[START OF SOURCE TEXT]
Okay, here's Brother Chadwick's address:
"The topic I selected to discuss this morning was motivated by a research report I read last summer. A study of young women attending colleges and universities across the United States reported that dating has disappeared from campus, and young women have been left to wander in a social wilderness in their search for Mr. Right. The vast majority of the young women interviewed stated that marriage is a "very important" goal for them. In addition, a majority indicated they hoped to find Mr. Right while attending college. They lamented that dating has been replaced by hanging out with acquaintances and then hooking up with young men. Hooking up generally involves drinking alcohol and some degree of sexual activity. These young women, more often than not, felt frustrated and lonely, and most reported they had not found Mr. Right. Drinking and promiscuity are not the Lord's way to find someone to marry! Heavenly Father loves you and desires you to be happy, and thus He has given you righteous procedures to follow in your pursuit of an eternal marriage.
In response to this study, my friend and colleague Brent Top—a member of the Religious Education faculty—and I decided to examine the dating culture among LDS youth, particularly those young adults at BYU. Let me compare the desire to marry among college women across the nation to both women and men attending BYU. As mentioned earlier, marriage is a very important goal to 83 percent of the national sample of women college students. Happily, marriage is very important to nearly all BYU students—both men (95 percent) and women (97 percent). It appears almost all of you have the appropriate goal; it seems that it is the implementation that falls a little short.
I am confident that each of you has a copy of the proclamation on the family. This is pure doctrine straight from the Lord through His prophet and apostles. There have been only four proclamations in this dispensation, and each teaches important eternal truths. Please take the time to read, ponder, and pray about this counsel from the Lord concerning the eternal significance of the family.
Satan still thinks he has a chance to win the war he initiated against God's plan in the premortal existence. One of his most cunning strategies is to turn away the sons and daughters of God from eternal relationships sealed in holy temples. Satan is giving special attention to you, my young friends—both single and married—to create doubt in your minds about marriage and your being ready to marry, increase your fear of failure to find the right one and your fear of divorce, and heighten your concern about having children. He is providing alluring sexual temptations. All are designed to hinder your embracing and keeping sacred covenants with your companion.
Today I want to share with those of you who are single some of the appropriate ways to establish an eternal relationship. For those of you who are married, these suggestions will assist you in nurturing a strong marriage.
One of the joys of teaching at BYU is the opportunity to mingle scripture with the philosophy of men in a righteous fashion. I appreciate teaching sociology within a gospel context by linking intellect with inspiration. This morning I will mingle a little social science with the scriptures—revelation with the best research and sound reason.
I have five suggestions that I want to share with you today to assist in establishing and strengthening a celestial marriage.
The first suggestion is for all Cinderellas and Prince Charmings to throw away their glass slippers. Following Satan's encouragement, contemporary society greatly emphasizes courtship, the hunt, or the conquest. The rest of the story, the most significant part of the life story, is dismissed with six words: "And they lived happily ever after."
[END OF SOURCE TEXT]
[START OF INFORMATION SHOWN]
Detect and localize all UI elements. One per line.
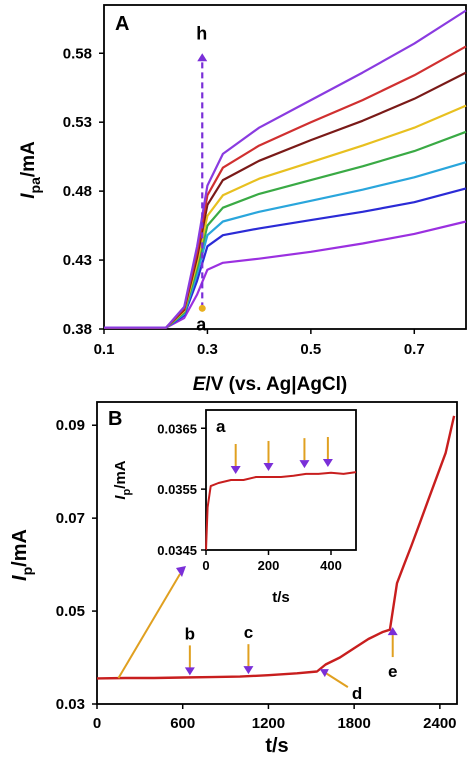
- x-tick-label: 1800: [337, 715, 370, 732]
- panel-a-curve-h: [104, 9, 467, 329]
- arrow-b-head: [184, 667, 195, 676]
- annotation-label-d: d: [352, 684, 362, 703]
- panel-b-ylabel-unit: /mA: [9, 529, 31, 567]
- inset-ylabel-sub: p: [121, 488, 133, 495]
- y-tick-label: 0.0345: [157, 543, 197, 558]
- annotation-label-e: e: [388, 662, 397, 681]
- x-tick-label: 0: [202, 558, 209, 573]
- arrow-d-head: [319, 669, 329, 678]
- panel-a-series-group: [104, 9, 467, 329]
- x-tick-label: 2400: [423, 715, 456, 732]
- panel-b-xlabel: t/s: [265, 735, 288, 757]
- panel-a-plot-frame: [103, 4, 467, 330]
- inset-current-trace: [205, 471, 357, 551]
- y-tick-label: 0.05: [56, 603, 85, 620]
- panel-a-xlabel-italic: E: [193, 374, 207, 395]
- arrow-d-shaft: [325, 672, 349, 688]
- y-tick-label: 0.48: [63, 183, 92, 200]
- inset-ylabel: Ip/mA: [112, 460, 133, 499]
- x-tick-label: 1200: [252, 715, 285, 732]
- inset-pointer-arrow-shaft: [117, 573, 181, 679]
- panel-b-ylabel-sub: p: [19, 567, 35, 576]
- y-tick-label: 0.58: [63, 45, 92, 62]
- inset-arrows: [230, 437, 333, 474]
- panel-a-chart: A 0.1 0.3 0.5 0.7 0.38 0.43 0.48 0.53 0.58 h a E…: [18, 4, 467, 395]
- x-tick-label: 600: [170, 715, 195, 732]
- panel-a-ylabel-sub: pa: [27, 177, 43, 194]
- panel-b-annotations: b c d e: [117, 566, 398, 703]
- y-tick-label: 0.53: [63, 114, 92, 131]
- panel-a-ylabel-unit: /mA: [18, 141, 39, 177]
- inset-ticks: 0 200 400 0.0345 0.0355 0.0365: [157, 421, 342, 573]
- panel-a-label-a: a: [196, 314, 207, 334]
- inset-arrow-head: [263, 462, 274, 471]
- panel-a-dashed-arrow: [197, 53, 208, 312]
- inset-ylabel-unit: /mA: [112, 460, 129, 489]
- inset-pointer-arrow-head: [176, 566, 186, 577]
- panel-a-curve-f: [104, 71, 467, 329]
- panel-b-ticks: 0 600 1200 1800 2400 0.03 0.05 0.07 0.09: [56, 417, 457, 732]
- panel-b-series: [96, 415, 456, 680]
- panel-a-ylabel: Ipa/mA: [18, 141, 43, 199]
- panel-a-xlabel: E/V (vs. Ag|AgCl): [193, 374, 348, 395]
- panel-a-curve-b: [104, 187, 467, 329]
- y-tick-label: 0.09: [56, 417, 85, 434]
- arrow-e-head: [387, 627, 398, 636]
- inset-arrow-head: [299, 460, 310, 469]
- y-tick-label: 0.38: [63, 321, 92, 338]
- inset-arrow-head: [230, 466, 241, 474]
- x-tick-label: 0.3: [197, 341, 218, 358]
- panel-a-label-h: h: [196, 23, 207, 43]
- inset-arrow-head: [322, 459, 333, 467]
- panel-b-label: B: [108, 408, 122, 430]
- panel-a-curve-a: [104, 220, 467, 329]
- inset-ylabel-main: I: [112, 495, 129, 500]
- x-tick-label: 200: [258, 558, 280, 573]
- x-tick-label: 0.7: [404, 341, 425, 358]
- panel-a-label: A: [115, 13, 129, 35]
- x-tick-label: 0.5: [300, 341, 321, 358]
- inset-plot-frame: [205, 409, 357, 551]
- panel-a-ylabel-main: I: [18, 193, 39, 199]
- panel-b-current-trace: [96, 415, 456, 680]
- dashed-arrow-head: [197, 53, 208, 62]
- panel-a-xlabel-rest: /V (vs. Ag|AgCl): [205, 374, 347, 395]
- x-tick-label: 0.1: [94, 341, 115, 358]
- y-tick-label: 0.0355: [157, 482, 197, 497]
- inset-xlabel: t/s: [272, 589, 290, 606]
- inset-series: [205, 471, 357, 551]
- y-tick-label: 0.07: [56, 510, 85, 527]
- panel-b-plot-frame: [96, 401, 458, 705]
- y-tick-label: 0.43: [63, 252, 92, 269]
- panel-b-ylabel-main: I: [9, 575, 31, 581]
- y-tick-label: 0.0365: [157, 421, 197, 436]
- panel-a-curve-d: [104, 130, 467, 329]
- y-tick-label: 0.03: [56, 696, 85, 713]
- panel-a-ticks: 0.1 0.3 0.5 0.7 0.38 0.43 0.48 0.53 0.58: [63, 45, 425, 358]
- annotation-label-c: c: [244, 623, 253, 642]
- panel-b-ylabel: Ip/mA: [9, 529, 35, 581]
- x-tick-label: 0: [93, 715, 101, 732]
- panel-a-curve-e: [104, 104, 467, 329]
- x-tick-label: 400: [320, 558, 342, 573]
- arrow-c-head: [243, 666, 254, 675]
- panel-b-inset: a 0 200 400 0.0345 0.0355 0.0365 t/s Ip/mA: [112, 409, 357, 606]
- annotation-label-b: b: [185, 624, 195, 643]
- inset-label-a: a: [216, 417, 226, 436]
- arrow-origin-dot: [198, 304, 206, 312]
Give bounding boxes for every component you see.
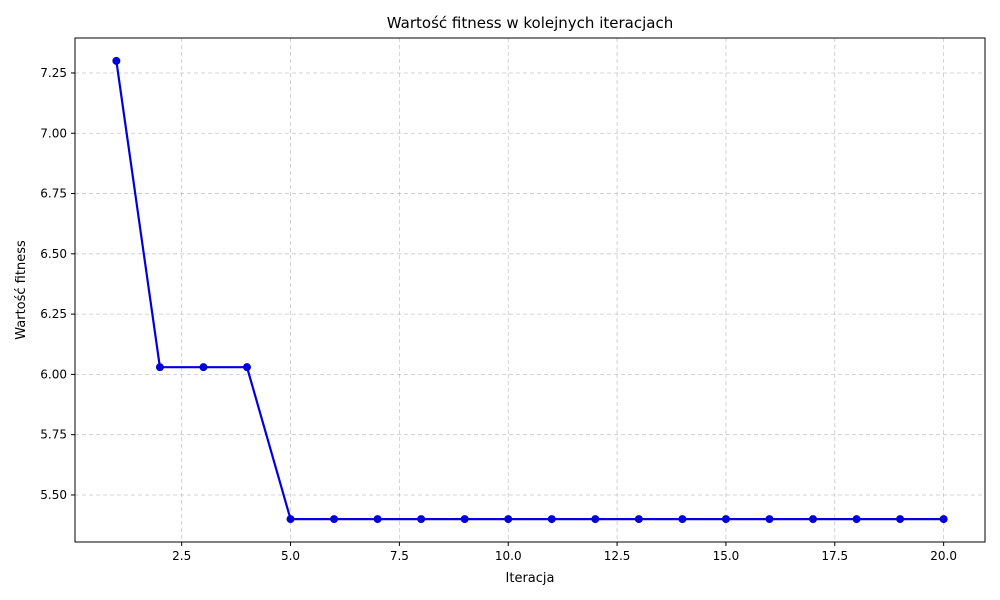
x-axis-label: Iteracja bbox=[506, 571, 555, 586]
y-axis-label: Wartość fitness bbox=[14, 240, 29, 340]
x-axis: 2.5 5.0 7.5 10.0 12.5 15.0 17.5 20.0 bbox=[172, 542, 957, 563]
x-tick-label: 17.5 bbox=[821, 549, 848, 563]
y-tick-label: 6.50 bbox=[40, 247, 67, 261]
data-point bbox=[678, 515, 687, 524]
y-tick-label: 5.50 bbox=[40, 488, 67, 502]
data-point bbox=[373, 515, 382, 524]
data-point bbox=[330, 515, 339, 524]
series-line bbox=[115, 60, 944, 521]
x-tick-label: 7.5 bbox=[390, 549, 409, 563]
data-point bbox=[417, 515, 426, 524]
data-point bbox=[852, 515, 861, 524]
data-point bbox=[939, 515, 948, 524]
x-tick-label: 15.0 bbox=[713, 549, 740, 563]
data-point bbox=[199, 363, 208, 372]
data-point bbox=[242, 363, 251, 372]
y-tick-label: 7.25 bbox=[40, 66, 67, 80]
data-point bbox=[809, 515, 818, 524]
plot-frame bbox=[74, 37, 986, 543]
x-tick-label: 10.0 bbox=[495, 549, 522, 563]
data-point bbox=[765, 515, 774, 524]
data-point bbox=[721, 515, 730, 524]
x-tick-label: 5.0 bbox=[281, 549, 300, 563]
y-tick-label: 6.25 bbox=[40, 307, 67, 321]
data-point bbox=[286, 515, 295, 524]
x-tick-label: 12.5 bbox=[604, 549, 631, 563]
series-layer bbox=[112, 56, 948, 524]
x-tick-label: 20.0 bbox=[930, 549, 957, 563]
data-point bbox=[112, 56, 121, 65]
data-point bbox=[591, 515, 600, 524]
x-tick-label: 2.5 bbox=[172, 549, 191, 563]
grid bbox=[75, 38, 985, 542]
data-point bbox=[547, 515, 556, 524]
data-point bbox=[504, 515, 513, 524]
data-point bbox=[460, 515, 469, 524]
data-point bbox=[155, 363, 164, 372]
y-tick-label: 6.00 bbox=[40, 367, 67, 381]
y-axis: 5.50 5.75 6.00 6.25 6.50 6.75 7.00 7.25 bbox=[40, 66, 75, 502]
y-tick-label: 5.75 bbox=[40, 428, 67, 442]
y-tick-label: 6.75 bbox=[40, 187, 67, 201]
chart-title: Wartość fitness w kolejnych iteracjach bbox=[387, 14, 673, 32]
y-tick-label: 7.00 bbox=[40, 126, 67, 140]
data-point bbox=[896, 515, 905, 524]
data-point bbox=[634, 515, 643, 524]
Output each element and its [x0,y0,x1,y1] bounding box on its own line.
[END OF INFORMATION SHOWN]
THE EXERCISE:
Extract the passage of the address on dating and marriage that runs from "Today I want" to "and sound reason.", keeping every word as it appears. The items have no connection to the address on dating and marriage.

SOLUTION FOR THIS TASK:
Today I want to share with those of you who are single some of the appropriate ways to establish an eternal relationship. For those of you who are married, these suggestions will assist you in nurturing a strong marriage.
One of the joys of teaching at BYU is the opportunity to mingle scripture with the philosophy of men in a righteous fashion. I appreciate teaching sociology within a gospel context by linking intellect with inspiration. This morning I will mingle a little social science with the scriptures—revelation with the best research and sound reason.